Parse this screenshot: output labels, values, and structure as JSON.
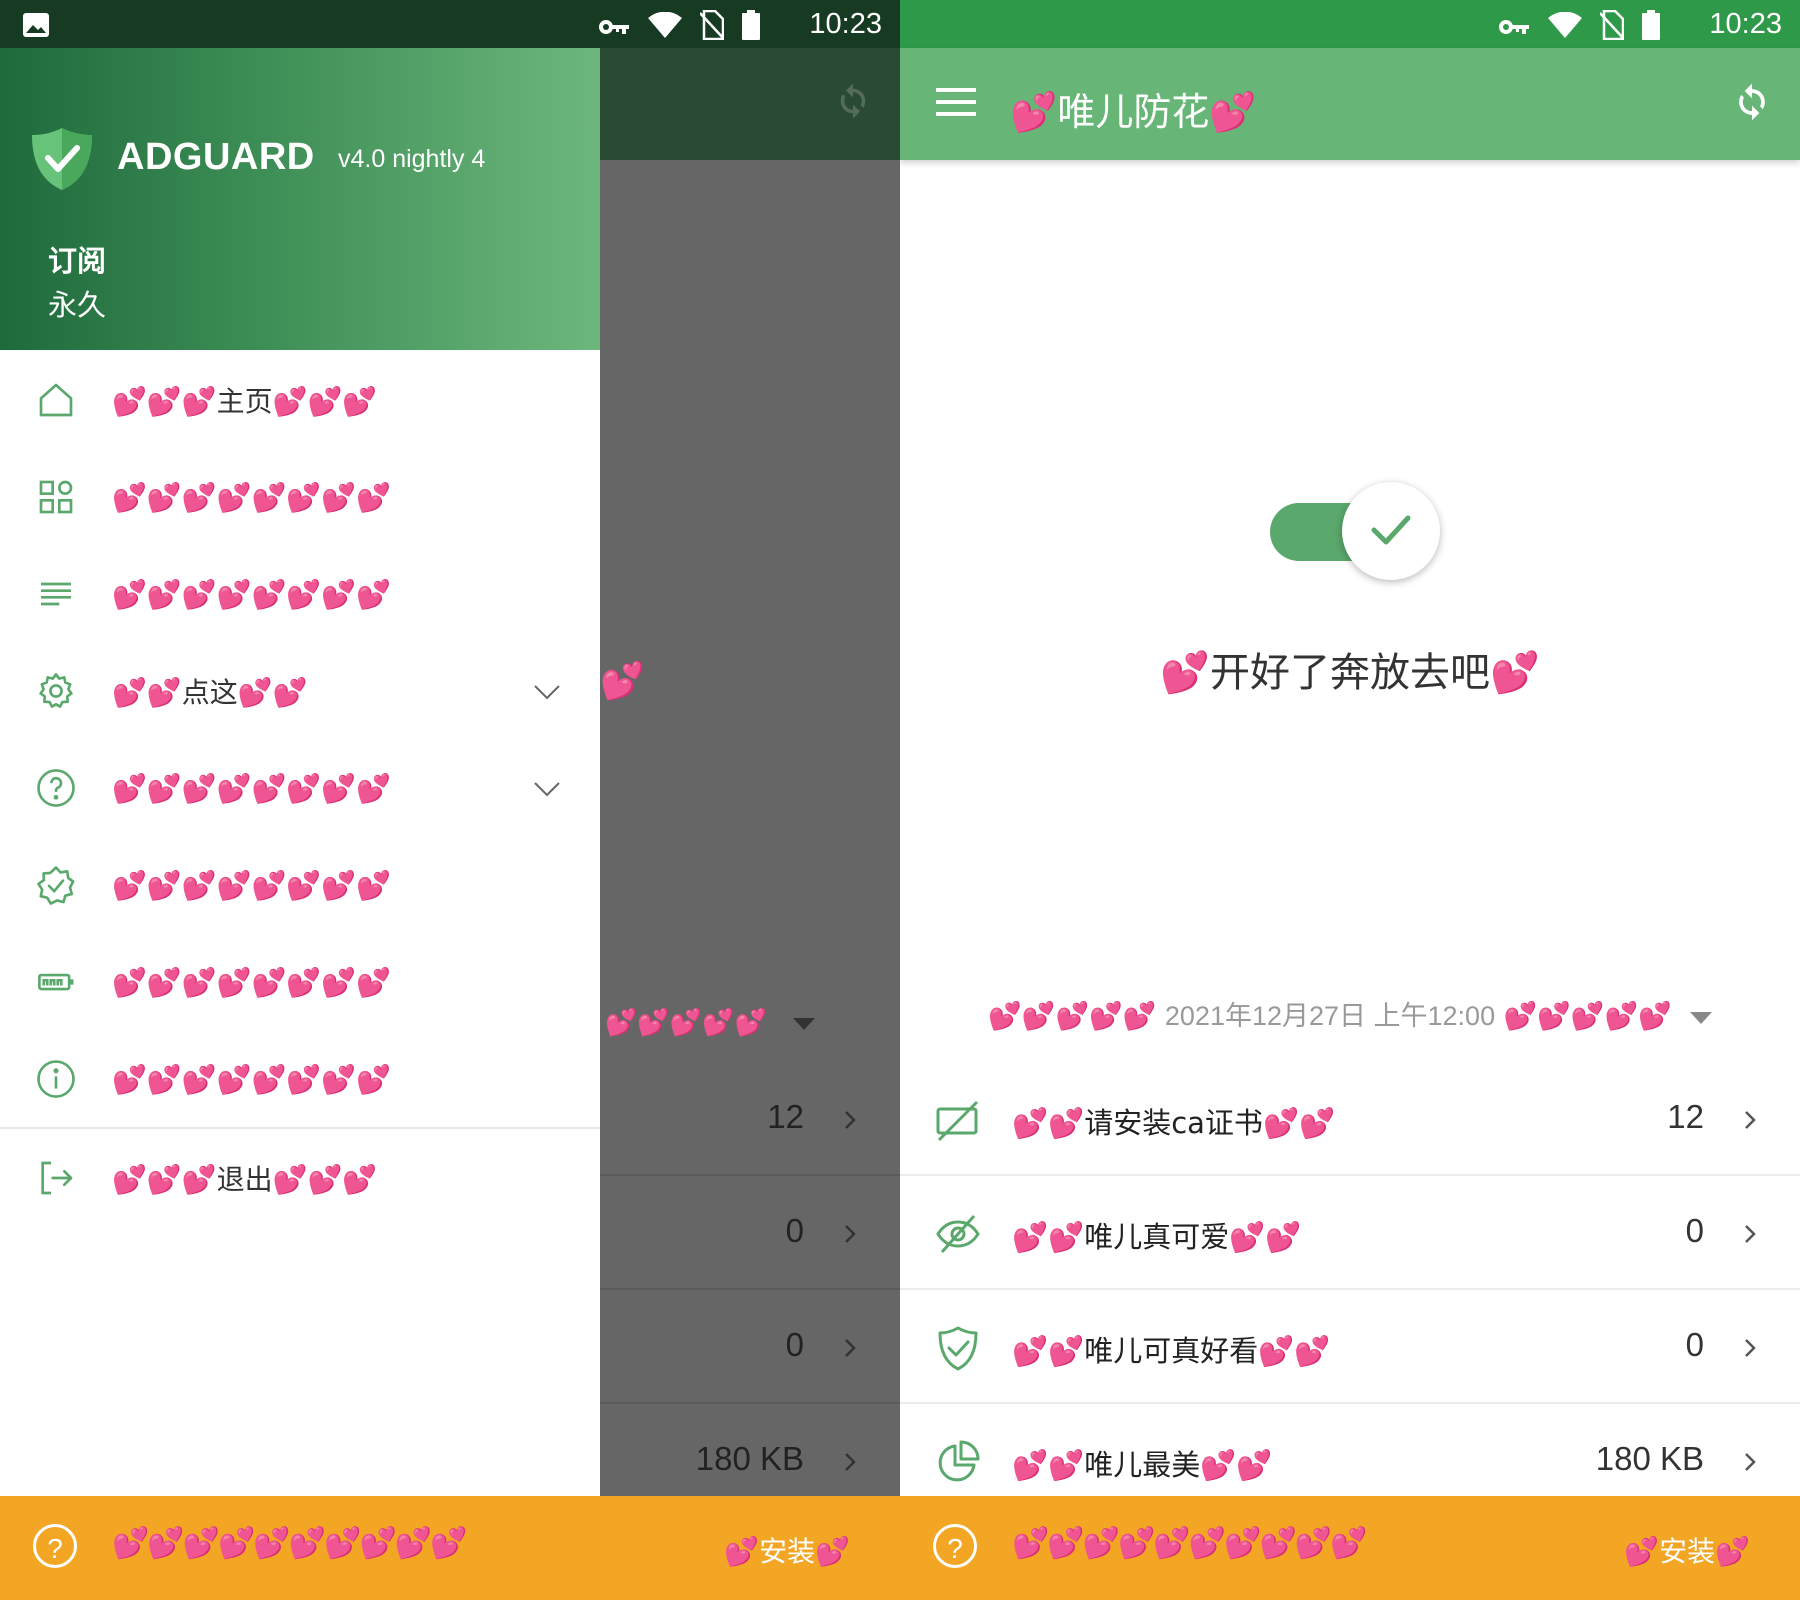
{
  "status_bar": {
    "time": "10:23"
  },
  "drawer": {
    "brand": "ADGUARD",
    "version": "v4.0 nightly 4",
    "subscription_label": "订阅",
    "subscription_value": "永久",
    "items": [
      {
        "label_pre": "💕💕💕",
        "label_text": "主页",
        "label_post": "💕💕💕",
        "icon": "home-icon"
      },
      {
        "label_pre": "💕💕💕💕💕💕💕💕",
        "label_text": "",
        "label_post": "",
        "icon": "apps-grid-icon"
      },
      {
        "label_pre": "💕💕💕💕💕💕💕💕",
        "label_text": "",
        "label_post": "",
        "icon": "list-icon"
      },
      {
        "label_pre": "💕💕",
        "label_text": "点这",
        "label_post": "💕💕",
        "icon": "gear-icon"
      },
      {
        "label_pre": "💕💕💕💕💕💕💕💕",
        "label_text": "",
        "label_post": "",
        "icon": "help-circle-icon"
      },
      {
        "label_pre": "💕💕💕💕💕💕💕💕",
        "label_text": "",
        "label_post": "",
        "icon": "badge-icon"
      },
      {
        "label_pre": "💕💕💕💕💕💕💕💕",
        "label_text": "",
        "label_post": "",
        "icon": "battery-icon"
      },
      {
        "label_pre": "💕💕💕💕💕💕💕💕",
        "label_text": "",
        "label_post": "",
        "icon": "info-icon"
      }
    ],
    "logout": {
      "label_pre": "💕💕💕",
      "label_text": "退出",
      "label_post": "💕💕💕"
    }
  },
  "left_underlay": {
    "stats": [
      "12",
      "0",
      "0",
      "180 KB"
    ]
  },
  "main": {
    "title_pre": "💕",
    "title_text": "唯儿防花",
    "title_post": "💕",
    "protection_on": true,
    "status_pre": "💕",
    "status_text": "开好了奔放去吧",
    "status_post": "💕",
    "date_pre": "💕💕💕💕💕",
    "date_text": "2021年12月27日 上午12:00",
    "date_post": "💕💕💕💕💕",
    "stats": [
      {
        "pre": "💕💕",
        "text": "请安装ca证书",
        "post": "💕💕",
        "value": "12",
        "icon": "no-cert-icon"
      },
      {
        "pre": "💕💕",
        "text": "唯儿真可爱",
        "post": "💕💕",
        "value": "0",
        "icon": "eye-off-icon"
      },
      {
        "pre": "💕💕",
        "text": "唯儿可真好看",
        "post": "💕💕",
        "value": "0",
        "icon": "shield-check-icon"
      },
      {
        "pre": "💕💕",
        "text": "唯儿最美",
        "post": "💕💕",
        "value": "180 KB",
        "icon": "pie-chart-icon"
      }
    ]
  },
  "bottom_bar": {
    "hearts": "💕💕💕💕💕💕💕💕💕💕",
    "install_pre": "💕",
    "install_text": "安装",
    "install_post": "💕"
  },
  "colors": {
    "status_bar_green": "#2e9a49",
    "toolbar_green": "#67b677",
    "orange": "#f2a623",
    "heart_pink": "#d6497f",
    "icon_green": "#5aa86c"
  }
}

:::

• [What you will do] Without including any pictures, print all of the material exactly as given.

• [Response to the task]
Parse this screenshot: output labels, values, and structure as JSON.
{
  "status_bar": {
    "time": "10:23"
  },
  "drawer": {
    "brand": "ADGUARD",
    "version": "v4.0 nightly 4",
    "subscription_label": "订阅",
    "subscription_value": "永久",
    "items": [
      {
        "label_pre": "💕💕💕",
        "label_text": "主页",
        "label_post": "💕💕💕",
        "icon": "home-icon"
      },
      {
        "label_pre": "💕💕💕💕💕💕💕💕",
        "label_text": "",
        "label_post": "",
        "icon": "apps-grid-icon"
      },
      {
        "label_pre": "💕💕💕💕💕💕💕💕",
        "label_text": "",
        "label_post": "",
        "icon": "list-icon"
      },
      {
        "label_pre": "💕💕",
        "label_text": "点这",
        "label_post": "💕💕",
        "icon": "gear-icon"
      },
      {
        "label_pre": "💕💕💕💕💕💕💕💕",
        "label_text": "",
        "label_post": "",
        "icon": "help-circle-icon"
      },
      {
        "label_pre": "💕💕💕💕💕💕💕💕",
        "label_text": "",
        "label_post": "",
        "icon": "badge-icon"
      },
      {
        "label_pre": "💕💕💕💕💕💕💕💕",
        "label_text": "",
        "label_post": "",
        "icon": "battery-icon"
      },
      {
        "label_pre": "💕💕💕💕💕💕💕💕",
        "label_text": "",
        "label_post": "",
        "icon": "info-icon"
      }
    ],
    "logout": {
      "label_pre": "💕💕💕",
      "label_text": "退出",
      "label_post": "💕💕💕"
    }
  },
  "left_underlay": {
    "stats": [
      "12",
      "0",
      "0",
      "180 KB"
    ]
  },
  "main": {
    "title_pre": "💕",
    "title_text": "唯儿防花",
    "title_post": "💕",
    "protection_on": true,
    "status_pre": "💕",
    "status_text": "开好了奔放去吧",
    "status_post": "💕",
    "date_pre": "💕💕💕💕💕",
    "date_text": "2021年12月27日 上午12:00",
    "date_post": "💕💕💕💕💕",
    "stats": [
      {
        "pre": "💕💕",
        "text": "请安装ca证书",
        "post": "💕💕",
        "value": "12",
        "icon": "no-cert-icon"
      },
      {
        "pre": "💕💕",
        "text": "唯儿真可爱",
        "post": "💕💕",
        "value": "0",
        "icon": "eye-off-icon"
      },
      {
        "pre": "💕💕",
        "text": "唯儿可真好看",
        "post": "💕💕",
        "value": "0",
        "icon": "shield-check-icon"
      },
      {
        "pre": "💕💕",
        "text": "唯儿最美",
        "post": "💕💕",
        "value": "180 KB",
        "icon": "pie-chart-icon"
      }
    ]
  },
  "bottom_bar": {
    "hearts": "💕💕💕💕💕💕💕💕💕💕",
    "install_pre": "💕",
    "install_text": "安装",
    "install_post": "💕"
  },
  "colors": {
    "status_bar_green": "#2e9a49",
    "toolbar_green": "#67b677",
    "orange": "#f2a623",
    "heart_pink": "#d6497f",
    "icon_green": "#5aa86c"
  }
}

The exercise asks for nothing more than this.